What you need to do:
Write only the number of lines holding the string "China".
***** Listed entries
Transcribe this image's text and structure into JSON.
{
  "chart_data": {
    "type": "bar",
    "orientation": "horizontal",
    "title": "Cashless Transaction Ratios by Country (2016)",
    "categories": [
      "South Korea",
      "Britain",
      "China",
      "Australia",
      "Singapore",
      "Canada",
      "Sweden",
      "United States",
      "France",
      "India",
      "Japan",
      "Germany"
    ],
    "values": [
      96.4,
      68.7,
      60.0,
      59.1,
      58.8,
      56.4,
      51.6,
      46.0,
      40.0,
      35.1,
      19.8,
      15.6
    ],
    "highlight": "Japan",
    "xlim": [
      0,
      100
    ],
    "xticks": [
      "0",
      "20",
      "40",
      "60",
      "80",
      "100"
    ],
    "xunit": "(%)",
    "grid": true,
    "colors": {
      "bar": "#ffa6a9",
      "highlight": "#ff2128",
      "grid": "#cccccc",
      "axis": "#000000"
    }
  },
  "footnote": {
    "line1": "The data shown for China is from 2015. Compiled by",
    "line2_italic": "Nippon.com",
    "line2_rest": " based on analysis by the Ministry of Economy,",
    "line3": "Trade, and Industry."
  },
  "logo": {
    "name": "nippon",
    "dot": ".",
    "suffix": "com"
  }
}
**********
Written response:
2